# WHAT YOU HAVE TO DO
Your task is to transcribe all the entries exactly, excluding pictures.

■ ■ ■ ■ ■

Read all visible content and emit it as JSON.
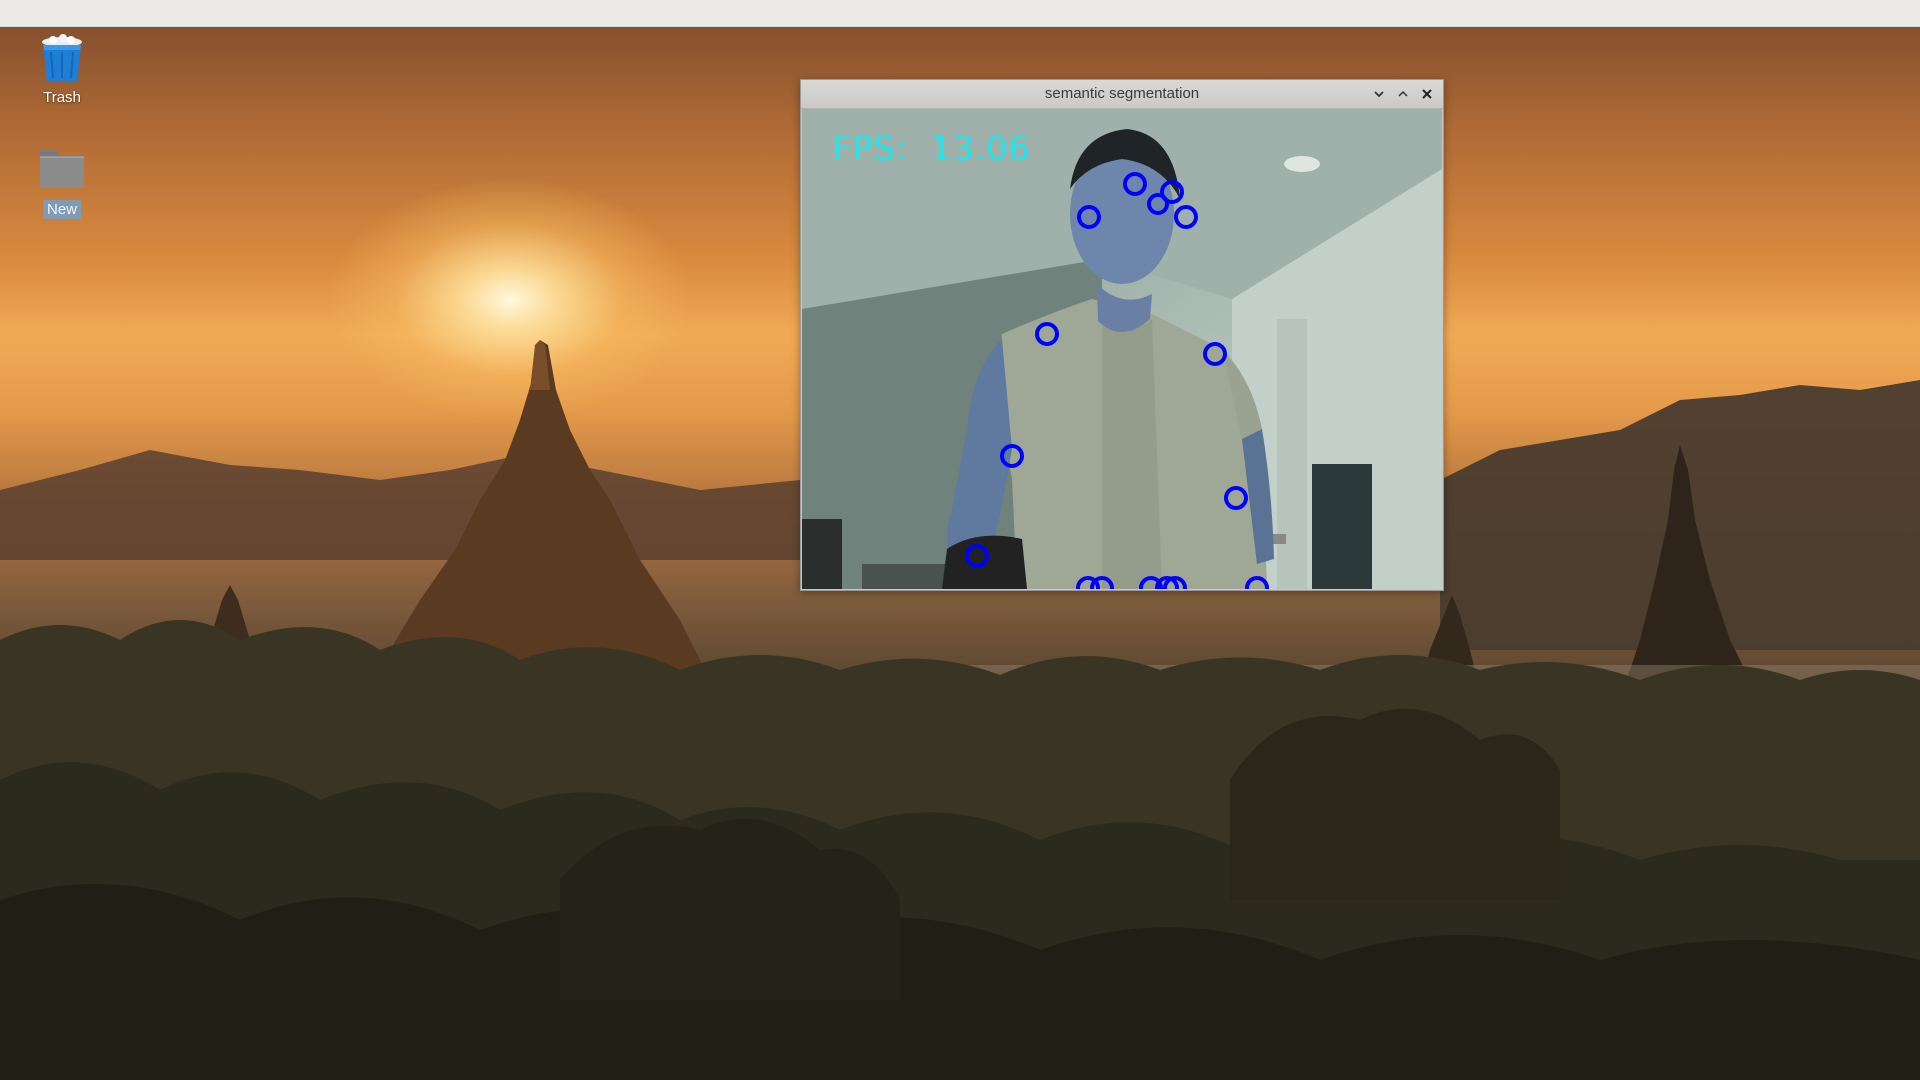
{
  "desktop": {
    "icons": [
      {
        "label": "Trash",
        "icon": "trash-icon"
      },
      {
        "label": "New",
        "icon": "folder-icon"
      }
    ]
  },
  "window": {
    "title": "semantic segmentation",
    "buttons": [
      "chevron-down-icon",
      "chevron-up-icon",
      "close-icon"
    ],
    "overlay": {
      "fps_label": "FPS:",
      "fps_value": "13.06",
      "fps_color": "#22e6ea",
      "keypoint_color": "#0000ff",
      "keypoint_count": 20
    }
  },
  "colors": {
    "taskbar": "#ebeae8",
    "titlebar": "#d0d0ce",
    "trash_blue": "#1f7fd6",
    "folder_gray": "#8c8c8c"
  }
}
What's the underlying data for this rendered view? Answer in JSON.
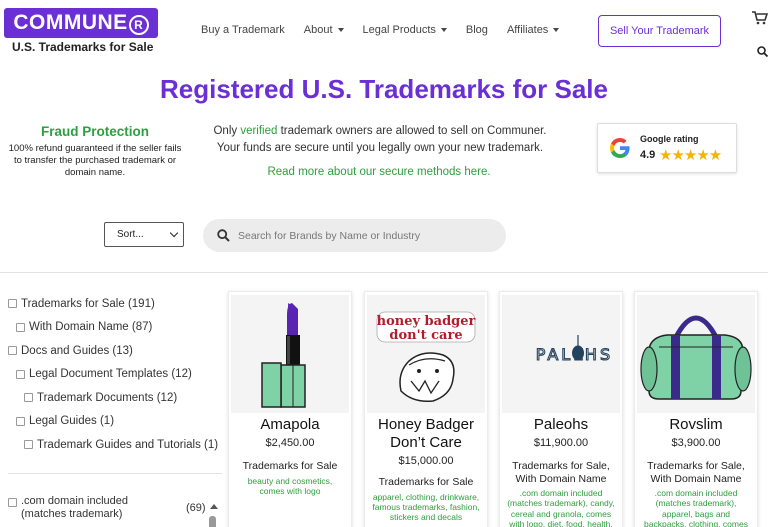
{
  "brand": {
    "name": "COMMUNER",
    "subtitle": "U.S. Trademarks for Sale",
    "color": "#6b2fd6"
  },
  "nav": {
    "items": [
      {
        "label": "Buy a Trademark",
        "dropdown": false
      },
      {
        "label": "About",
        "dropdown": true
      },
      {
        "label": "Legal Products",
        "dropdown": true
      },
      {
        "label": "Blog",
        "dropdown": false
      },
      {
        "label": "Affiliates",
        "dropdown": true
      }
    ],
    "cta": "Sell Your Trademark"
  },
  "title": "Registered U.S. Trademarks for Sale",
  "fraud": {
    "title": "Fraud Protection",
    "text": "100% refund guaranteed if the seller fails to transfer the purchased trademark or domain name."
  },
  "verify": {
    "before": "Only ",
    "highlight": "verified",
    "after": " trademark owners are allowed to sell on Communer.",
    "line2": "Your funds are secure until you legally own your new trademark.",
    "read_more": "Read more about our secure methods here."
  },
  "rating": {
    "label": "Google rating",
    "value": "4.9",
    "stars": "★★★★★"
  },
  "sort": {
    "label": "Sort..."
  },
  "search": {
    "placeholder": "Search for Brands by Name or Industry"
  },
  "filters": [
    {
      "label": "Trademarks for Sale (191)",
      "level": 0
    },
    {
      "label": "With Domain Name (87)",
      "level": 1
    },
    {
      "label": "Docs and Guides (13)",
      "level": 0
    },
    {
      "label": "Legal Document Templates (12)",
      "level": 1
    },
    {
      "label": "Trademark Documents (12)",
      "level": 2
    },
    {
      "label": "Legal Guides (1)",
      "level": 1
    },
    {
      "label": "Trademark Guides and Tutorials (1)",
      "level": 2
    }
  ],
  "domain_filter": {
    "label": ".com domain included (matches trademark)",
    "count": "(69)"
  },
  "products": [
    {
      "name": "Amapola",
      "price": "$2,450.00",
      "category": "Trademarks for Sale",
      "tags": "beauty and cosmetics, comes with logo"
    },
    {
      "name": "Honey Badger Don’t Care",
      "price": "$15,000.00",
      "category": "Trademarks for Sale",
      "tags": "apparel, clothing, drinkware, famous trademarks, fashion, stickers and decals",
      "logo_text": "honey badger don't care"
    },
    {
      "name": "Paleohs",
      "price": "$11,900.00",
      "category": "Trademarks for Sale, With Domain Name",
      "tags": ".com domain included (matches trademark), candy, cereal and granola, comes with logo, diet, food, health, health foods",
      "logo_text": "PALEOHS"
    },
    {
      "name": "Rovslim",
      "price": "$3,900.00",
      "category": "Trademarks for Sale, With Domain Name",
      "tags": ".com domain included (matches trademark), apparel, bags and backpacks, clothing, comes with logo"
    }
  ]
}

■ ■ ■ ■ ■

# SOLUTION FOR THIS EXERCISE
Read all visible content and emit it as JSON.
{
  "desktop": {
    "icons": [
      {
        "label": "Trash",
        "icon": "trash-icon"
      },
      {
        "label": "New",
        "icon": "folder-icon"
      }
    ]
  },
  "window": {
    "title": "semantic segmentation",
    "buttons": [
      "chevron-down-icon",
      "chevron-up-icon",
      "close-icon"
    ],
    "overlay": {
      "fps_label": "FPS:",
      "fps_value": "13.06",
      "fps_color": "#22e6ea",
      "keypoint_color": "#0000ff",
      "keypoint_count": 20
    }
  },
  "colors": {
    "taskbar": "#ebeae8",
    "titlebar": "#d0d0ce",
    "trash_blue": "#1f7fd6",
    "folder_gray": "#8c8c8c"
  }
}
What's the underlying data for this rendered view? Answer in JSON.
{
  "brand": {
    "name": "COMMUNER",
    "subtitle": "U.S. Trademarks for Sale",
    "color": "#6b2fd6"
  },
  "nav": {
    "items": [
      {
        "label": "Buy a Trademark",
        "dropdown": false
      },
      {
        "label": "About",
        "dropdown": true
      },
      {
        "label": "Legal Products",
        "dropdown": true
      },
      {
        "label": "Blog",
        "dropdown": false
      },
      {
        "label": "Affiliates",
        "dropdown": true
      }
    ],
    "cta": "Sell Your Trademark"
  },
  "title": "Registered U.S. Trademarks for Sale",
  "fraud": {
    "title": "Fraud Protection",
    "text": "100% refund guaranteed if the seller fails to transfer the purchased trademark or domain name."
  },
  "verify": {
    "before": "Only ",
    "highlight": "verified",
    "after": " trademark owners are allowed to sell on Communer.",
    "line2": "Your funds are secure until you legally own your new trademark.",
    "read_more": "Read more about our secure methods here."
  },
  "rating": {
    "label": "Google rating",
    "value": "4.9",
    "stars": "★★★★★"
  },
  "sort": {
    "label": "Sort..."
  },
  "search": {
    "placeholder": "Search for Brands by Name or Industry"
  },
  "filters": [
    {
      "label": "Trademarks for Sale (191)",
      "level": 0
    },
    {
      "label": "With Domain Name (87)",
      "level": 1
    },
    {
      "label": "Docs and Guides (13)",
      "level": 0
    },
    {
      "label": "Legal Document Templates (12)",
      "level": 1
    },
    {
      "label": "Trademark Documents (12)",
      "level": 2
    },
    {
      "label": "Legal Guides (1)",
      "level": 1
    },
    {
      "label": "Trademark Guides and Tutorials (1)",
      "level": 2
    }
  ],
  "domain_filter": {
    "label": ".com domain included (matches trademark)",
    "count": "(69)"
  },
  "products": [
    {
      "name": "Amapola",
      "price": "$2,450.00",
      "category": "Trademarks for Sale",
      "tags": "beauty and cosmetics, comes with logo"
    },
    {
      "name": "Honey Badger Don’t Care",
      "price": "$15,000.00",
      "category": "Trademarks for Sale",
      "tags": "apparel, clothing, drinkware, famous trademarks, fashion, stickers and decals",
      "logo_text": "honey badger don't care"
    },
    {
      "name": "Paleohs",
      "price": "$11,900.00",
      "category": "Trademarks for Sale, With Domain Name",
      "tags": ".com domain included (matches trademark), candy, cereal and granola, comes with logo, diet, food, health, health foods",
      "logo_text": "PALEOHS"
    },
    {
      "name": "Rovslim",
      "price": "$3,900.00",
      "category": "Trademarks for Sale, With Domain Name",
      "tags": ".com domain included (matches trademark), apparel, bags and backpacks, clothing, comes with logo"
    }
  ]
}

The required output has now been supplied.